Set problem: Return the number of lines that include the string "noise", without any other text.

Input:
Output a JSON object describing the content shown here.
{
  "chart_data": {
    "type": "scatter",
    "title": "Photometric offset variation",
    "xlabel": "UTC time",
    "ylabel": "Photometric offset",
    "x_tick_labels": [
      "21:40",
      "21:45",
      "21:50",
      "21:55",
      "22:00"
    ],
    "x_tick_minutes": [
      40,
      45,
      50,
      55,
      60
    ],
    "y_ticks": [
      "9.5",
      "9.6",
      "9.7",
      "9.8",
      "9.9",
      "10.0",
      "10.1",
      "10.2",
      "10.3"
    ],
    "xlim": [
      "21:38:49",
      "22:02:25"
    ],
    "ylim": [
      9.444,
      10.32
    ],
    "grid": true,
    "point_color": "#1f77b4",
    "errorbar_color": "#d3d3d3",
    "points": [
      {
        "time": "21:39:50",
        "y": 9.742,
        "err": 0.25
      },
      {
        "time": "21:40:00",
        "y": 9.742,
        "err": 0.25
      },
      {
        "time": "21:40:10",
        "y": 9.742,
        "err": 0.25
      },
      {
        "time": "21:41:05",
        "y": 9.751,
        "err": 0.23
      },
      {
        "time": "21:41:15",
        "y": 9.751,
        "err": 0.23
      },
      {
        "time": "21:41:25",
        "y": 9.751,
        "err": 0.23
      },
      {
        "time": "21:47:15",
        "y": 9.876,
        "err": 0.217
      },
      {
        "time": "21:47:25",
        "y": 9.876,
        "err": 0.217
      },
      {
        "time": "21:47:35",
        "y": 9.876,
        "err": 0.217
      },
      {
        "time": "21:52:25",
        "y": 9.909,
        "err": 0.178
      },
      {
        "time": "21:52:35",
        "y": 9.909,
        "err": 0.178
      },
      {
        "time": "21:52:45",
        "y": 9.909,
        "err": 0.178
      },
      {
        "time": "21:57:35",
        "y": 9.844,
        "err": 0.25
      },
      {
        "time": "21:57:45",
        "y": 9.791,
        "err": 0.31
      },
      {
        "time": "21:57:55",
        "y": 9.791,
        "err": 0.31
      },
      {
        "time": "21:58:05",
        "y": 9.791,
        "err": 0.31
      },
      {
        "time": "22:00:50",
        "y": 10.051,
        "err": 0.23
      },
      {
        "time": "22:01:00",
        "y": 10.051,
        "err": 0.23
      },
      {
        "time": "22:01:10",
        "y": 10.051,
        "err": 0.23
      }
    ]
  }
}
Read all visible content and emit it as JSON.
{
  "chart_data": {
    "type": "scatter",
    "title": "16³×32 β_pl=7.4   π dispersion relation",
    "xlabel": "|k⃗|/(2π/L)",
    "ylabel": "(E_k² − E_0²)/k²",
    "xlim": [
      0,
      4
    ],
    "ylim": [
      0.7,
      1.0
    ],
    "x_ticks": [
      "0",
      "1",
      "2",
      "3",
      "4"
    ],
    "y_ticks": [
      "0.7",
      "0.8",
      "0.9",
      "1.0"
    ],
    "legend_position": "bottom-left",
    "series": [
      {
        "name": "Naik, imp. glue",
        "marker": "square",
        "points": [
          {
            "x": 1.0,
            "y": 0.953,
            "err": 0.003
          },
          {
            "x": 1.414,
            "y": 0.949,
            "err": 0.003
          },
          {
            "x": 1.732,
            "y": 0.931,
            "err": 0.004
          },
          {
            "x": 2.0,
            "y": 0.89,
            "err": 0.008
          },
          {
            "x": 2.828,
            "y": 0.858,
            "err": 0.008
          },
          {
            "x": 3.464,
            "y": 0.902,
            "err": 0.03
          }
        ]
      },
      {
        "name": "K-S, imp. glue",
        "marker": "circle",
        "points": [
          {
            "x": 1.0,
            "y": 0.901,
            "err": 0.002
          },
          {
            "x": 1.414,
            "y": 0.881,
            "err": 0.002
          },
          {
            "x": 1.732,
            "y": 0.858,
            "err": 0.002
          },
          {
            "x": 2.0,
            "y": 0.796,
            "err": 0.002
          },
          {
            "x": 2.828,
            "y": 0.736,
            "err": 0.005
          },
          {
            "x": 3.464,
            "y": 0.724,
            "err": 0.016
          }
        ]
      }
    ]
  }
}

* * *

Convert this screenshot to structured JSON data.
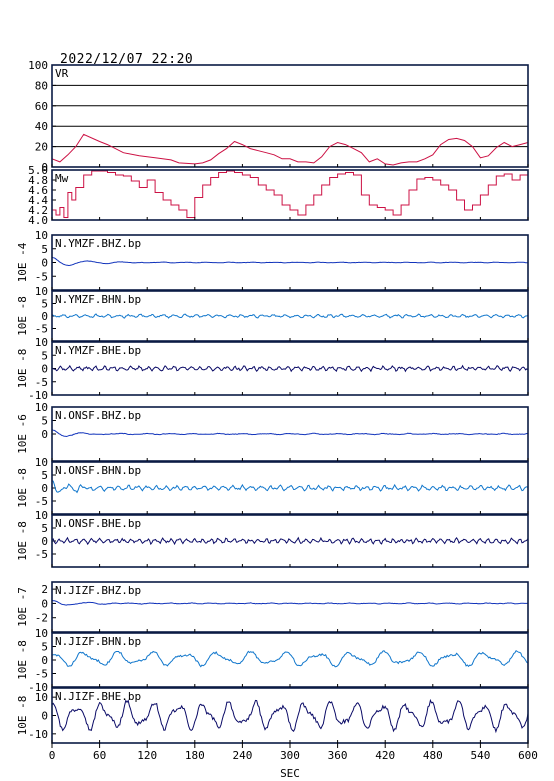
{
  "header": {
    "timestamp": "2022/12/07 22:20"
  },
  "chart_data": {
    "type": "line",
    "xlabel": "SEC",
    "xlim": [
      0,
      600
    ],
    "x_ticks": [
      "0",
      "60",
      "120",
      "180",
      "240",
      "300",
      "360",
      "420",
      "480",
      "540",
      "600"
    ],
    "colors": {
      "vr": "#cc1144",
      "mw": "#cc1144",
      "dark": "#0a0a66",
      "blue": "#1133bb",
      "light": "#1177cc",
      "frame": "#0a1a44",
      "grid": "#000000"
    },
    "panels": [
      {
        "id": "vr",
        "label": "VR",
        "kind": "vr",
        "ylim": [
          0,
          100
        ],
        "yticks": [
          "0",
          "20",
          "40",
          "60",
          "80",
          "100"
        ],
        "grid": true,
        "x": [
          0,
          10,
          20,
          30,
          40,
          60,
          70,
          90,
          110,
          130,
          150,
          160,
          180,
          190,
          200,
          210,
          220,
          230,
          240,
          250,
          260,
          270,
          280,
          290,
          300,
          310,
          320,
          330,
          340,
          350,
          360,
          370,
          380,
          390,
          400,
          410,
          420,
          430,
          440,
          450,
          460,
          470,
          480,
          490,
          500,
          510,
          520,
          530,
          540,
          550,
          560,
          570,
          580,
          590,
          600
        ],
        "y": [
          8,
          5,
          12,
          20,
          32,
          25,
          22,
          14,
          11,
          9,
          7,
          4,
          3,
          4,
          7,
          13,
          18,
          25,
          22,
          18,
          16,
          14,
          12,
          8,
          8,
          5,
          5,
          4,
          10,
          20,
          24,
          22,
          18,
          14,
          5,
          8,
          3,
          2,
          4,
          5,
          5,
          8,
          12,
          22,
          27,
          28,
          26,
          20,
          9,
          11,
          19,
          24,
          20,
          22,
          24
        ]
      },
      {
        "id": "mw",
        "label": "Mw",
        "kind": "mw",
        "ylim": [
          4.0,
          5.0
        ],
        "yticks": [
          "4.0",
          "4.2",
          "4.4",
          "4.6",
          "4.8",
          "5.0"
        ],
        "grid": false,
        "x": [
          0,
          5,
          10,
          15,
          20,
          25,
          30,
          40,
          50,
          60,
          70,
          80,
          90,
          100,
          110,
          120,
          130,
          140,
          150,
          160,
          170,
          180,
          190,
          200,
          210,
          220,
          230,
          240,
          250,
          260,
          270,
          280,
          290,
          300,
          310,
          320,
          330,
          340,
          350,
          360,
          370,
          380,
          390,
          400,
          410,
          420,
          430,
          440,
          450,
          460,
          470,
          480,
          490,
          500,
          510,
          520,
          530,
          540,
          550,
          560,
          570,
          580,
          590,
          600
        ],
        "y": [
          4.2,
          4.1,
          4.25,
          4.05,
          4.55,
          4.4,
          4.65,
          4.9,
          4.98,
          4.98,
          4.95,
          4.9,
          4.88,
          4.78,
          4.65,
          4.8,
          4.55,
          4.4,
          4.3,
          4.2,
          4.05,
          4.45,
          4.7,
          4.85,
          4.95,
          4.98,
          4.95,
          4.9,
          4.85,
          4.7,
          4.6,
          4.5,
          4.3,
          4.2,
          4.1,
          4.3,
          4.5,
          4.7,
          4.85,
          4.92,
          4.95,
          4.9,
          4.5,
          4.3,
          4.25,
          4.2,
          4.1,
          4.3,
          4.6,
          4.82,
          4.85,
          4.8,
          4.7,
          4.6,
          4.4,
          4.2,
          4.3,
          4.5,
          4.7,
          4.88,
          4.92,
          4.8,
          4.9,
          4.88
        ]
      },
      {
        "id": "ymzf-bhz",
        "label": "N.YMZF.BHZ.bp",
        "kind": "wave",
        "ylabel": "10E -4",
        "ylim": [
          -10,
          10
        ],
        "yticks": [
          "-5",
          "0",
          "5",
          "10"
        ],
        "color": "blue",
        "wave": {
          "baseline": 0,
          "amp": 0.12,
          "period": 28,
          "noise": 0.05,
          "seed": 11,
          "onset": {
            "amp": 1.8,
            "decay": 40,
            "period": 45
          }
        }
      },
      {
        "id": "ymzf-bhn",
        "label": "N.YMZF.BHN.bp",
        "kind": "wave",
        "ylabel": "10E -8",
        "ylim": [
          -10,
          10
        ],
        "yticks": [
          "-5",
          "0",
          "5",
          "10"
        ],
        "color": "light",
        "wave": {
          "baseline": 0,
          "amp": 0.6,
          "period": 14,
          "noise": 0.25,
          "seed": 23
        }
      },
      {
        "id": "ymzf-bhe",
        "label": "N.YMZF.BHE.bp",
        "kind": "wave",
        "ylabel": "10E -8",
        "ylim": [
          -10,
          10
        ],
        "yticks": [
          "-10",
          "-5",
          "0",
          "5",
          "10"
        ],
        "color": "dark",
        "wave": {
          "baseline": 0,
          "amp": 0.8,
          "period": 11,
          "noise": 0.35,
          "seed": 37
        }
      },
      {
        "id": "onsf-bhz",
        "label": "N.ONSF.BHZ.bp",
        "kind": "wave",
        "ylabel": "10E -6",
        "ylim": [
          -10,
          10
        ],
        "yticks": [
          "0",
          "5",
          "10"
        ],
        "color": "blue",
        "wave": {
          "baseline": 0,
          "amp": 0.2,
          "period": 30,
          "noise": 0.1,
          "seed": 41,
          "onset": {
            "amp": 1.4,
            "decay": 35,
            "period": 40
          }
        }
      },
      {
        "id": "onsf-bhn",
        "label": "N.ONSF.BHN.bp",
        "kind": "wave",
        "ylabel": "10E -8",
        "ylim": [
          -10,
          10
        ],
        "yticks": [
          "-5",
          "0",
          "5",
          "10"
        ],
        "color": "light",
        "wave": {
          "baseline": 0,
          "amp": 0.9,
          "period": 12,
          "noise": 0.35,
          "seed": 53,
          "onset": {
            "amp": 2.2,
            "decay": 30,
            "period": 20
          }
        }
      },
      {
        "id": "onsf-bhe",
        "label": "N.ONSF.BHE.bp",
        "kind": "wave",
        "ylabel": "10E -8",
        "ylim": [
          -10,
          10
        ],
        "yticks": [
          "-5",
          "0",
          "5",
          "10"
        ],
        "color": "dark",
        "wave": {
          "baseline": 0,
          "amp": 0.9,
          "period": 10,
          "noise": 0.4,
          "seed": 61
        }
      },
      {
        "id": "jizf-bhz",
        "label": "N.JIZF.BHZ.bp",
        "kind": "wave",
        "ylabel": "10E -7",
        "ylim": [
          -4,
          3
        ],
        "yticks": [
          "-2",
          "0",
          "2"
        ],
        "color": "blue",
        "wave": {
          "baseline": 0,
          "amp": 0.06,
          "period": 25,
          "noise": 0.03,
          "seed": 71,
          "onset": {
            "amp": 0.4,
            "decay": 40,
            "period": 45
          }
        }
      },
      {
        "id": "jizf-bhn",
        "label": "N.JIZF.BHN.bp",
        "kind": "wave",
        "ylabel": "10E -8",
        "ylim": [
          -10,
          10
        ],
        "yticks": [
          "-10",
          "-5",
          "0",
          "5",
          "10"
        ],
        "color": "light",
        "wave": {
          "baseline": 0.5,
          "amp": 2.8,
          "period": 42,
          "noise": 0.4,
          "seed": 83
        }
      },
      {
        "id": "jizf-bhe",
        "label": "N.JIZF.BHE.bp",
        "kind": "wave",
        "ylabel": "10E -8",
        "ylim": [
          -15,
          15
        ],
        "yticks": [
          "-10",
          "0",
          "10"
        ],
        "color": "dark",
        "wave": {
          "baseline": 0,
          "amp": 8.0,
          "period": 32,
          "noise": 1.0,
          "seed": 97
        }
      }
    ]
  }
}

==

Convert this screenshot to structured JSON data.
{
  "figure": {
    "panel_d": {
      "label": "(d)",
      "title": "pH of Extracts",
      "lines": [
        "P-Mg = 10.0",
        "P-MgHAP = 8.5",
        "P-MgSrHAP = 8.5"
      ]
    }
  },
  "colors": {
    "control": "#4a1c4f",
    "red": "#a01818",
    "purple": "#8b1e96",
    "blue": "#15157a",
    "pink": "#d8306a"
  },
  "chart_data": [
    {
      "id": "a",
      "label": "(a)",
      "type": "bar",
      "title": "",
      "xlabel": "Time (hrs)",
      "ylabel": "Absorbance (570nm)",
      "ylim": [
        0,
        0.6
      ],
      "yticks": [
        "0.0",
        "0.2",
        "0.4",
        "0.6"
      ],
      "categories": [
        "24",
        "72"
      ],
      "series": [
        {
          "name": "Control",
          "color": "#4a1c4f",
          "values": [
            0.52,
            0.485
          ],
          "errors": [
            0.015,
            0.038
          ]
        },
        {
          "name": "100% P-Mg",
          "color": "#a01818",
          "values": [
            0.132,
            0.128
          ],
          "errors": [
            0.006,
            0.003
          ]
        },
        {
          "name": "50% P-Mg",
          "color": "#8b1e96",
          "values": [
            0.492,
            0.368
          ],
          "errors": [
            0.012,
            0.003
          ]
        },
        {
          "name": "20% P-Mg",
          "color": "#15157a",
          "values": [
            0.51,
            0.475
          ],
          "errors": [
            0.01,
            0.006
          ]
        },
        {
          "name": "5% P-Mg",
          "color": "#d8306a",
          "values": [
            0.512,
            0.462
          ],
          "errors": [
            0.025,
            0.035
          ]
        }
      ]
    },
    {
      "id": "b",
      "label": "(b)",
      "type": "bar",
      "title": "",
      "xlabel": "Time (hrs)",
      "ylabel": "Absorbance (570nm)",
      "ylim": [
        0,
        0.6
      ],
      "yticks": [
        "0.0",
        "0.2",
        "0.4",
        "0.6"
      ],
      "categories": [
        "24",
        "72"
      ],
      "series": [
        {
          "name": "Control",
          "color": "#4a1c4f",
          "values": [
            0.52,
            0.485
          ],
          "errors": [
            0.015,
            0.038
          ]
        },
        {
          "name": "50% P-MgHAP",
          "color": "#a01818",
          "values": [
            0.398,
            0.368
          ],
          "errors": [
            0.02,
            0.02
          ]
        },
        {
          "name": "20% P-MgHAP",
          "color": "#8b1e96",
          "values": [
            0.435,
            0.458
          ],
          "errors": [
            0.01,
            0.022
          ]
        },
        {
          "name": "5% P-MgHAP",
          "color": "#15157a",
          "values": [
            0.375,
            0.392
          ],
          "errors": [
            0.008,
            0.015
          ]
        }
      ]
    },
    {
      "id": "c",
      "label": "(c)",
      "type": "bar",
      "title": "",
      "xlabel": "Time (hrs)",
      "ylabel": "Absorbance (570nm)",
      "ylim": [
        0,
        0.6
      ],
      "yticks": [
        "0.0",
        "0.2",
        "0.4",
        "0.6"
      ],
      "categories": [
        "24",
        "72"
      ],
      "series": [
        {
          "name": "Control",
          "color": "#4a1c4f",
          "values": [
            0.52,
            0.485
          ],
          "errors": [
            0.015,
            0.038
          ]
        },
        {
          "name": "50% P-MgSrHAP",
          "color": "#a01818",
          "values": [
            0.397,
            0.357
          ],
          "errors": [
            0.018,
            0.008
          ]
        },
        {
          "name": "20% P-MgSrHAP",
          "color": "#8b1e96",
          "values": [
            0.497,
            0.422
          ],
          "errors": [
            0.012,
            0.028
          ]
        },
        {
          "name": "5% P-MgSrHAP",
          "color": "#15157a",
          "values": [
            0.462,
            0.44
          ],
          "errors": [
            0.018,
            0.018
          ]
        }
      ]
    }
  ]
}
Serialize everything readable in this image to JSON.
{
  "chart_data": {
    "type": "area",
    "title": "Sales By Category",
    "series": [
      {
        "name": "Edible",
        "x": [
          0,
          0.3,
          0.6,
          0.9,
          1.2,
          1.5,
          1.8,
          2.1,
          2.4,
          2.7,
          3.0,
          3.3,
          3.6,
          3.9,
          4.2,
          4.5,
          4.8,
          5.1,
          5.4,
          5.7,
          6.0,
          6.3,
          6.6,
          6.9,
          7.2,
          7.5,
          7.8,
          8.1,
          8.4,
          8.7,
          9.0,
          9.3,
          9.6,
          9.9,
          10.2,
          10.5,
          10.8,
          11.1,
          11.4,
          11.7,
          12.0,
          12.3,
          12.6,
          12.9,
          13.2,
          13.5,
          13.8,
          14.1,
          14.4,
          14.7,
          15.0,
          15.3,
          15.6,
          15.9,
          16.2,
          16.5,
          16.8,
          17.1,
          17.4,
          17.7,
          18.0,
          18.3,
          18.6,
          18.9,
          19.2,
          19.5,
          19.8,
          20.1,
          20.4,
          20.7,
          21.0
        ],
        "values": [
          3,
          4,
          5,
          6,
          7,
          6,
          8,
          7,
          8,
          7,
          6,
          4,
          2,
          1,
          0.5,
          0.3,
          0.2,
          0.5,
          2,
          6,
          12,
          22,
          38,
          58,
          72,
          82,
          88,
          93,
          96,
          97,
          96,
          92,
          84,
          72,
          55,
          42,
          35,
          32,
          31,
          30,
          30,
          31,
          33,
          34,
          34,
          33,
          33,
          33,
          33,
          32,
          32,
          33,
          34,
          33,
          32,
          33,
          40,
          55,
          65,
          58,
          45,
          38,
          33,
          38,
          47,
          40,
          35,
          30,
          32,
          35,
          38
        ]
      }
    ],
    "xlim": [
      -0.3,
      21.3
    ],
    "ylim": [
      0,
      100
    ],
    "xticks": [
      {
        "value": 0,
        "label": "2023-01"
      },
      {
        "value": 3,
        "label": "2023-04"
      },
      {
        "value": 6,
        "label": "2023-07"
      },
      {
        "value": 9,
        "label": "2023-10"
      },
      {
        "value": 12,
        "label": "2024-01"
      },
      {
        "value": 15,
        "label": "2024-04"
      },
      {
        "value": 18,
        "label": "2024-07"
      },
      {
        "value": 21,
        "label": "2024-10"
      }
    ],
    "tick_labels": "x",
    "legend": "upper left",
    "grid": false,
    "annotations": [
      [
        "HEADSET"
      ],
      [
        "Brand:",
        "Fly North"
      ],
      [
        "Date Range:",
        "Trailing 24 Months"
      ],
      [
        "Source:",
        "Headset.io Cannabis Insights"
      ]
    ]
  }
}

Solution to the exercise: 9